REQUIREMENTS: The entries below are to be repeated exactly as they stand.

SUPPLIED RECORDS:
···
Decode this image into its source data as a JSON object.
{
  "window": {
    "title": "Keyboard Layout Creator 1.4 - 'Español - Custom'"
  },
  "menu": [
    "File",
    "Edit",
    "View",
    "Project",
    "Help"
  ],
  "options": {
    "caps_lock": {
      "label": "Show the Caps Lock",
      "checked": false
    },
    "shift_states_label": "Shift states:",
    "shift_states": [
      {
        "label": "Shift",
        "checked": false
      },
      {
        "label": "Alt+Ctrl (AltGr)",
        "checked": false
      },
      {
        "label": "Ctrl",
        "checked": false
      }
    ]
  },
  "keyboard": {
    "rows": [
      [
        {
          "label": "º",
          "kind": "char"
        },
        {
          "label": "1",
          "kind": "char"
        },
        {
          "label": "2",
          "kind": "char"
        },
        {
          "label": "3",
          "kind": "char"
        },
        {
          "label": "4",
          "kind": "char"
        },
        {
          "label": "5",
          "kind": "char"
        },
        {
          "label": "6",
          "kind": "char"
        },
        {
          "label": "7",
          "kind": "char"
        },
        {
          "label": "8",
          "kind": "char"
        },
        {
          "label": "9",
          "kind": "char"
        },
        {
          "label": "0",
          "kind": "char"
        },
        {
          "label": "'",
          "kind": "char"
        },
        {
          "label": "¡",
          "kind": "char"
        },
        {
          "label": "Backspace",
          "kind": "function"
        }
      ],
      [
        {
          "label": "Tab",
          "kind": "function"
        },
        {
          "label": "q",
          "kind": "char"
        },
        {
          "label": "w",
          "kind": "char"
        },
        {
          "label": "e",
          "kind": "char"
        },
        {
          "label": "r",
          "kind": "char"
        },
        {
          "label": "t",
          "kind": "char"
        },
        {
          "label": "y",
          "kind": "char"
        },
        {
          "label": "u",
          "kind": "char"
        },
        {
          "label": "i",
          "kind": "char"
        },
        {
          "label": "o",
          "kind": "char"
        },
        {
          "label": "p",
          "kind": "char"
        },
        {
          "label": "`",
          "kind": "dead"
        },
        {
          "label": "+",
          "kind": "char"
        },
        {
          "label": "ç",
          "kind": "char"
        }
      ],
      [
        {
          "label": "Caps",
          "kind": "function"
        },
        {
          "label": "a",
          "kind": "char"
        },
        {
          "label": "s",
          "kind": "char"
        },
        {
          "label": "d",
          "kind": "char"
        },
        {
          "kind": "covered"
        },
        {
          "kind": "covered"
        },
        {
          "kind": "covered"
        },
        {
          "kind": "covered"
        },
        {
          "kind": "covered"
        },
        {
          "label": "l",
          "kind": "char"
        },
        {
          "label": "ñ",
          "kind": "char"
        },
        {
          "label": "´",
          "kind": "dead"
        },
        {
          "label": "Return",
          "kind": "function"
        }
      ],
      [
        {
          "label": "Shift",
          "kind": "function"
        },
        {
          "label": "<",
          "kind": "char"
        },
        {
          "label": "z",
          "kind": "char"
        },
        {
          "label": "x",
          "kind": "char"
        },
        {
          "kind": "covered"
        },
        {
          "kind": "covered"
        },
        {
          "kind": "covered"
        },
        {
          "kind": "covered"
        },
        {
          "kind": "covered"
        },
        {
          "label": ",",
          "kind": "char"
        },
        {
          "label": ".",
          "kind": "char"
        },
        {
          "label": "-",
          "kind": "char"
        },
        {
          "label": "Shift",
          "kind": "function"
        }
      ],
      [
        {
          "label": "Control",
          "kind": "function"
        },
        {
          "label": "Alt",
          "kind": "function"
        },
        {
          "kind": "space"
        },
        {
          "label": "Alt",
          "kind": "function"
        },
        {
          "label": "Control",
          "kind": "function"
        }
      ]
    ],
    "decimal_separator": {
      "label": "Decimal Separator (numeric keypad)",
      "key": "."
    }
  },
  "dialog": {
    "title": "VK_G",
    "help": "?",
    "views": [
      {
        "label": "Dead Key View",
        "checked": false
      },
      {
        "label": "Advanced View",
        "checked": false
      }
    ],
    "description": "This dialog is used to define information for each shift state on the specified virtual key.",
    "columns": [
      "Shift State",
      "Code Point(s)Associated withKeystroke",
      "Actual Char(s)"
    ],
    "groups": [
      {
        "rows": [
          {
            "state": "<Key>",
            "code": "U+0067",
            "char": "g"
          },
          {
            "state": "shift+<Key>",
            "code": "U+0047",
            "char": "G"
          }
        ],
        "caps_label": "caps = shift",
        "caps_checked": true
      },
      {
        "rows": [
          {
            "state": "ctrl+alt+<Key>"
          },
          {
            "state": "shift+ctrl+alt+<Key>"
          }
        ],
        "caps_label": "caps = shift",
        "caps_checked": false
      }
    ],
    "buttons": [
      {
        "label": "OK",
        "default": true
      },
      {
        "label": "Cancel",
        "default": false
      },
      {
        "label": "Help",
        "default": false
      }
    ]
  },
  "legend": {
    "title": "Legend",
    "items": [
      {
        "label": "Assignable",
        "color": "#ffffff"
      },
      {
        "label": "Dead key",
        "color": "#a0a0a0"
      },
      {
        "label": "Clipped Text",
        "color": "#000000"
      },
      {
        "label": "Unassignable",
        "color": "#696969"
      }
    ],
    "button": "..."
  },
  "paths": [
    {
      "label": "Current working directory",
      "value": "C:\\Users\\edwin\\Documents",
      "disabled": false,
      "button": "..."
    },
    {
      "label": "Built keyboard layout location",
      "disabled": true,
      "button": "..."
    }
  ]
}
···
SOLUTION:
Decode this image into its source data as a JSON object.
{
  "window": {
    "title": "Keyboard Layout Creator 1.4 - 'Español - Custom'"
  },
  "menu": [
    "File",
    "Edit",
    "View",
    "Project",
    "Help"
  ],
  "options": {
    "caps_lock": {
      "label": "Show the Caps Lock",
      "checked": false
    },
    "shift_states_label": "Shift states:",
    "shift_states": [
      {
        "label": "Shift",
        "checked": false
      },
      {
        "label": "Alt+Ctrl (AltGr)",
        "checked": false
      },
      {
        "label": "Ctrl",
        "checked": false
      }
    ]
  },
  "keyboard": {
    "rows": [
      [
        {
          "label": "º",
          "kind": "char"
        },
        {
          "label": "1",
          "kind": "char"
        },
        {
          "label": "2",
          "kind": "char"
        },
        {
          "label": "3",
          "kind": "char"
        },
        {
          "label": "4",
          "kind": "char"
        },
        {
          "label": "5",
          "kind": "char"
        },
        {
          "label": "6",
          "kind": "char"
        },
        {
          "label": "7",
          "kind": "char"
        },
        {
          "label": "8",
          "kind": "char"
        },
        {
          "label": "9",
          "kind": "char"
        },
        {
          "label": "0",
          "kind": "char"
        },
        {
          "label": "'",
          "kind": "char"
        },
        {
          "label": "¡",
          "kind": "char"
        },
        {
          "label": "Backspace",
          "kind": "function"
        }
      ],
      [
        {
          "label": "Tab",
          "kind": "function"
        },
        {
          "label": "q",
          "kind": "char"
        },
        {
          "label": "w",
          "kind": "char"
        },
        {
          "label": "e",
          "kind": "char"
        },
        {
          "label": "r",
          "kind": "char"
        },
        {
          "label": "t",
          "kind": "char"
        },
        {
          "label": "y",
          "kind": "char"
        },
        {
          "label": "u",
          "kind": "char"
        },
        {
          "label": "i",
          "kind": "char"
        },
        {
          "label": "o",
          "kind": "char"
        },
        {
          "label": "p",
          "kind": "char"
        },
        {
          "label": "`",
          "kind": "dead"
        },
        {
          "label": "+",
          "kind": "char"
        },
        {
          "label": "ç",
          "kind": "char"
        }
      ],
      [
        {
          "label": "Caps",
          "kind": "function"
        },
        {
          "label": "a",
          "kind": "char"
        },
        {
          "label": "s",
          "kind": "char"
        },
        {
          "label": "d",
          "kind": "char"
        },
        {
          "kind": "covered"
        },
        {
          "kind": "covered"
        },
        {
          "kind": "covered"
        },
        {
          "kind": "covered"
        },
        {
          "kind": "covered"
        },
        {
          "label": "l",
          "kind": "char"
        },
        {
          "label": "ñ",
          "kind": "char"
        },
        {
          "label": "´",
          "kind": "dead"
        },
        {
          "label": "Return",
          "kind": "function"
        }
      ],
      [
        {
          "label": "Shift",
          "kind": "function"
        },
        {
          "label": "<",
          "kind": "char"
        },
        {
          "label": "z",
          "kind": "char"
        },
        {
          "label": "x",
          "kind": "char"
        },
        {
          "kind": "covered"
        },
        {
          "kind": "covered"
        },
        {
          "kind": "covered"
        },
        {
          "kind": "covered"
        },
        {
          "kind": "covered"
        },
        {
          "label": ",",
          "kind": "char"
        },
        {
          "label": ".",
          "kind": "char"
        },
        {
          "label": "-",
          "kind": "char"
        },
        {
          "label": "Shift",
          "kind": "function"
        }
      ],
      [
        {
          "label": "Control",
          "kind": "function"
        },
        {
          "label": "Alt",
          "kind": "function"
        },
        {
          "kind": "space"
        },
        {
          "label": "Alt",
          "kind": "function"
        },
        {
          "label": "Control",
          "kind": "function"
        }
      ]
    ],
    "decimal_separator": {
      "label": "Decimal Separator (numeric keypad)",
      "key": "."
    }
  },
  "dialog": {
    "title": "VK_G",
    "help": "?",
    "views": [
      {
        "label": "Dead Key View",
        "checked": false
      },
      {
        "label": "Advanced View",
        "checked": false
      }
    ],
    "description": "This dialog is used to define information for each shift state on the specified virtual key.",
    "columns": [
      "Shift State",
      "Code Point(s)Associated withKeystroke",
      "Actual Char(s)"
    ],
    "groups": [
      {
        "rows": [
          {
            "state": "<Key>",
            "code": "U+0067",
            "char": "g"
          },
          {
            "state": "shift+<Key>",
            "code": "U+0047",
            "char": "G"
          }
        ],
        "caps_label": "caps = shift",
        "caps_checked": true
      },
      {
        "rows": [
          {
            "state": "ctrl+alt+<Key>"
          },
          {
            "state": "shift+ctrl+alt+<Key>"
          }
        ],
        "caps_label": "caps = shift",
        "caps_checked": false
      }
    ],
    "buttons": [
      {
        "label": "OK",
        "default": true
      },
      {
        "label": "Cancel",
        "default": false
      },
      {
        "label": "Help",
        "default": false
      }
    ]
  },
  "legend": {
    "title": "Legend",
    "items": [
      {
        "label": "Assignable",
        "color": "#ffffff"
      },
      {
        "label": "Dead key",
        "color": "#a0a0a0"
      },
      {
        "label": "Clipped Text",
        "color": "#000000"
      },
      {
        "label": "Unassignable",
        "color": "#696969"
      }
    ],
    "button": "..."
  },
  "paths": [
    {
      "label": "Current working directory",
      "value": "C:\\Users\\edwin\\Documents",
      "disabled": false,
      "button": "..."
    },
    {
      "label": "Built keyboard layout location",
      "disabled": true,
      "button": "..."
    }
  ]
}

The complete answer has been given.